-- Begin Material for the task --

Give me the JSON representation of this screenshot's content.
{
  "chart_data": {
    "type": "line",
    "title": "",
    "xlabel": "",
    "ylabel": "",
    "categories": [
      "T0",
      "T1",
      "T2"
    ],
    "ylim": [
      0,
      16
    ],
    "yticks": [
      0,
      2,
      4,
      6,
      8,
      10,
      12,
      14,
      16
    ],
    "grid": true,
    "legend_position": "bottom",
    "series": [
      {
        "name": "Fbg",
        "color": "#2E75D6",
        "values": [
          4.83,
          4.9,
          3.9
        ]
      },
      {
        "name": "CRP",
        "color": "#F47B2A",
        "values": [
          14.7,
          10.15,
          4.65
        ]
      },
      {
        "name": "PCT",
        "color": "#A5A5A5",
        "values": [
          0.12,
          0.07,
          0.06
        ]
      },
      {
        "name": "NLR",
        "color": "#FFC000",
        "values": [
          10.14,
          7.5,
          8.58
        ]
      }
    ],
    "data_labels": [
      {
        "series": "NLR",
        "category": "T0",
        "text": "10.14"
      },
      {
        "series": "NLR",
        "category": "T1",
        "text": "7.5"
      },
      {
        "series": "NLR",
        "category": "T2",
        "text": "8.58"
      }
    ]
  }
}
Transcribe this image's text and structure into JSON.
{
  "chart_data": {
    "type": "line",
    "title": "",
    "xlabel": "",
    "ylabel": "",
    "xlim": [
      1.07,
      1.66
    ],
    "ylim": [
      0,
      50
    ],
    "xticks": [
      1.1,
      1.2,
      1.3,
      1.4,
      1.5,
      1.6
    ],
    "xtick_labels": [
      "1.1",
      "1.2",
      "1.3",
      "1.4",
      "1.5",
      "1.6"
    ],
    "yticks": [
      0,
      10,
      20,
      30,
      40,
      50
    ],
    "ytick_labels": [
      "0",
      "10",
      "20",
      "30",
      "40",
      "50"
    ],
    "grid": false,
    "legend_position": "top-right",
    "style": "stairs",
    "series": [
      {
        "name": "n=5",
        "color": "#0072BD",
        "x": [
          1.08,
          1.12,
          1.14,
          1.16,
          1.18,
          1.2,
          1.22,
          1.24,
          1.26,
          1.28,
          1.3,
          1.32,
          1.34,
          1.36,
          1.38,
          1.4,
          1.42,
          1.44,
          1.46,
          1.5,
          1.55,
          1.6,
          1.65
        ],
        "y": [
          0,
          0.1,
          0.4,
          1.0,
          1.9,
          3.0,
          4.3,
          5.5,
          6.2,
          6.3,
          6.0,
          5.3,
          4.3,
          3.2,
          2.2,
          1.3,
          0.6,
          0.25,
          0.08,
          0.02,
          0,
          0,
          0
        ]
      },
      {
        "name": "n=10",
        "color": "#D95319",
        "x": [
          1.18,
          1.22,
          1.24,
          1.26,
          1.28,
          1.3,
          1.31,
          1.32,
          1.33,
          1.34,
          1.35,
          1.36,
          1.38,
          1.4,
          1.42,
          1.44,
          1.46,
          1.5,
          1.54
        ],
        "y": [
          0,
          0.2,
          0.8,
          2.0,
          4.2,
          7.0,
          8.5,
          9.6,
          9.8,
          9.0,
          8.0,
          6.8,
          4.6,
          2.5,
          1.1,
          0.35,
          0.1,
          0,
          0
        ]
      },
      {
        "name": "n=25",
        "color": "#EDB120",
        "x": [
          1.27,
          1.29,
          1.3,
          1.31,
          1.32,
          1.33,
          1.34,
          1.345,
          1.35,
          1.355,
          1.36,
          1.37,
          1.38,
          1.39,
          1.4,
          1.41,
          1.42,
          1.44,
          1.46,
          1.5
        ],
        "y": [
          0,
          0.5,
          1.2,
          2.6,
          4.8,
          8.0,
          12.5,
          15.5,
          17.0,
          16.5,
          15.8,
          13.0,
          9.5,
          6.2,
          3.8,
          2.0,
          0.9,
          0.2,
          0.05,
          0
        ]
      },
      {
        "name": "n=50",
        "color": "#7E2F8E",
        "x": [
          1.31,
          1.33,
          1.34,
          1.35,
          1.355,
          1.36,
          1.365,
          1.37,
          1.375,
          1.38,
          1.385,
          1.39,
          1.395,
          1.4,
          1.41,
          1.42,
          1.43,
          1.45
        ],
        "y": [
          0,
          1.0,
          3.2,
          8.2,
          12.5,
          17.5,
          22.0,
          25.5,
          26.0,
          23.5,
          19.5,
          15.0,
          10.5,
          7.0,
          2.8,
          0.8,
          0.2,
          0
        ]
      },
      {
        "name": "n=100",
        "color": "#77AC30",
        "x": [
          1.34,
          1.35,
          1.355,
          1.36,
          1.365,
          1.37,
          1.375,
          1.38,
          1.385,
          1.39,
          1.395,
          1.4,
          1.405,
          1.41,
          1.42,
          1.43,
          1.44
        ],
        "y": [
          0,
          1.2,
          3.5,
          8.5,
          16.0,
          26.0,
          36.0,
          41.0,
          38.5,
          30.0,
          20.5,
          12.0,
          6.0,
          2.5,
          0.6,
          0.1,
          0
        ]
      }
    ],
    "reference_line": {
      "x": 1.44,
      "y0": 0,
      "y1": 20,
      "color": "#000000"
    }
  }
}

-- End Material for the task --

**Stated problem**
Output all of the data again, exactly.

**Solution to the problem**
Give me the JSON representation of this screenshot's content.
{
  "chart_data": {
    "type": "line",
    "title": "",
    "xlabel": "",
    "ylabel": "",
    "categories": [
      "T0",
      "T1",
      "T2"
    ],
    "ylim": [
      0,
      16
    ],
    "yticks": [
      0,
      2,
      4,
      6,
      8,
      10,
      12,
      14,
      16
    ],
    "grid": true,
    "legend_position": "bottom",
    "series": [
      {
        "name": "Fbg",
        "color": "#2E75D6",
        "values": [
          4.83,
          4.9,
          3.9
        ]
      },
      {
        "name": "CRP",
        "color": "#F47B2A",
        "values": [
          14.7,
          10.15,
          4.65
        ]
      },
      {
        "name": "PCT",
        "color": "#A5A5A5",
        "values": [
          0.12,
          0.07,
          0.06
        ]
      },
      {
        "name": "NLR",
        "color": "#FFC000",
        "values": [
          10.14,
          7.5,
          8.58
        ]
      }
    ],
    "data_labels": [
      {
        "series": "NLR",
        "category": "T0",
        "text": "10.14"
      },
      {
        "series": "NLR",
        "category": "T1",
        "text": "7.5"
      },
      {
        "series": "NLR",
        "category": "T2",
        "text": "8.58"
      }
    ]
  }
}
Transcribe this image's text and structure into JSON.
{
  "chart_data": {
    "type": "line",
    "title": "",
    "xlabel": "",
    "ylabel": "",
    "xlim": [
      1.07,
      1.66
    ],
    "ylim": [
      0,
      50
    ],
    "xticks": [
      1.1,
      1.2,
      1.3,
      1.4,
      1.5,
      1.6
    ],
    "xtick_labels": [
      "1.1",
      "1.2",
      "1.3",
      "1.4",
      "1.5",
      "1.6"
    ],
    "yticks": [
      0,
      10,
      20,
      30,
      40,
      50
    ],
    "ytick_labels": [
      "0",
      "10",
      "20",
      "30",
      "40",
      "50"
    ],
    "grid": false,
    "legend_position": "top-right",
    "style": "stairs",
    "series": [
      {
        "name": "n=5",
        "color": "#0072BD",
        "x": [
          1.08,
          1.12,
          1.14,
          1.16,
          1.18,
          1.2,
          1.22,
          1.24,
          1.26,
          1.28,
          1.3,
          1.32,
          1.34,
          1.36,
          1.38,
          1.4,
          1.42,
          1.44,
          1.46,
          1.5,
          1.55,
          1.6,
          1.65
        ],
        "y": [
          0,
          0.1,
          0.4,
          1.0,
          1.9,
          3.0,
          4.3,
          5.5,
          6.2,
          6.3,
          6.0,
          5.3,
          4.3,
          3.2,
          2.2,
          1.3,
          0.6,
          0.25,
          0.08,
          0.02,
          0,
          0,
          0
        ]
      },
      {
        "name": "n=10",
        "color": "#D95319",
        "x": [
          1.18,
          1.22,
          1.24,
          1.26,
          1.28,
          1.3,
          1.31,
          1.32,
          1.33,
          1.34,
          1.35,
          1.36,
          1.38,
          1.4,
          1.42,
          1.44,
          1.46,
          1.5,
          1.54
        ],
        "y": [
          0,
          0.2,
          0.8,
          2.0,
          4.2,
          7.0,
          8.5,
          9.6,
          9.8,
          9.0,
          8.0,
          6.8,
          4.6,
          2.5,
          1.1,
          0.35,
          0.1,
          0,
          0
        ]
      },
      {
        "name": "n=25",
        "color": "#EDB120",
        "x": [
          1.27,
          1.29,
          1.3,
          1.31,
          1.32,
          1.33,
          1.34,
          1.345,
          1.35,
          1.355,
          1.36,
          1.37,
          1.38,
          1.39,
          1.4,
          1.41,
          1.42,
          1.44,
          1.46,
          1.5
        ],
        "y": [
          0,
          0.5,
          1.2,
          2.6,
          4.8,
          8.0,
          12.5,
          15.5,
          17.0,
          16.5,
          15.8,
          13.0,
          9.5,
          6.2,
          3.8,
          2.0,
          0.9,
          0.2,
          0.05,
          0
        ]
      },
      {
        "name": "n=50",
        "color": "#7E2F8E",
        "x": [
          1.31,
          1.33,
          1.34,
          1.35,
          1.355,
          1.36,
          1.365,
          1.37,
          1.375,
          1.38,
          1.385,
          1.39,
          1.395,
          1.4,
          1.41,
          1.42,
          1.43,
          1.45
        ],
        "y": [
          0,
          1.0,
          3.2,
          8.2,
          12.5,
          17.5,
          22.0,
          25.5,
          26.0,
          23.5,
          19.5,
          15.0,
          10.5,
          7.0,
          2.8,
          0.8,
          0.2,
          0
        ]
      },
      {
        "name": "n=100",
        "color": "#77AC30",
        "x": [
          1.34,
          1.35,
          1.355,
          1.36,
          1.365,
          1.37,
          1.375,
          1.38,
          1.385,
          1.39,
          1.395,
          1.4,
          1.405,
          1.41,
          1.42,
          1.43,
          1.44
        ],
        "y": [
          0,
          1.2,
          3.5,
          8.5,
          16.0,
          26.0,
          36.0,
          41.0,
          38.5,
          30.0,
          20.5,
          12.0,
          6.0,
          2.5,
          0.6,
          0.1,
          0
        ]
      }
    ],
    "reference_line": {
      "x": 1.44,
      "y0": 0,
      "y1": 20,
      "color": "#000000"
    }
  }
}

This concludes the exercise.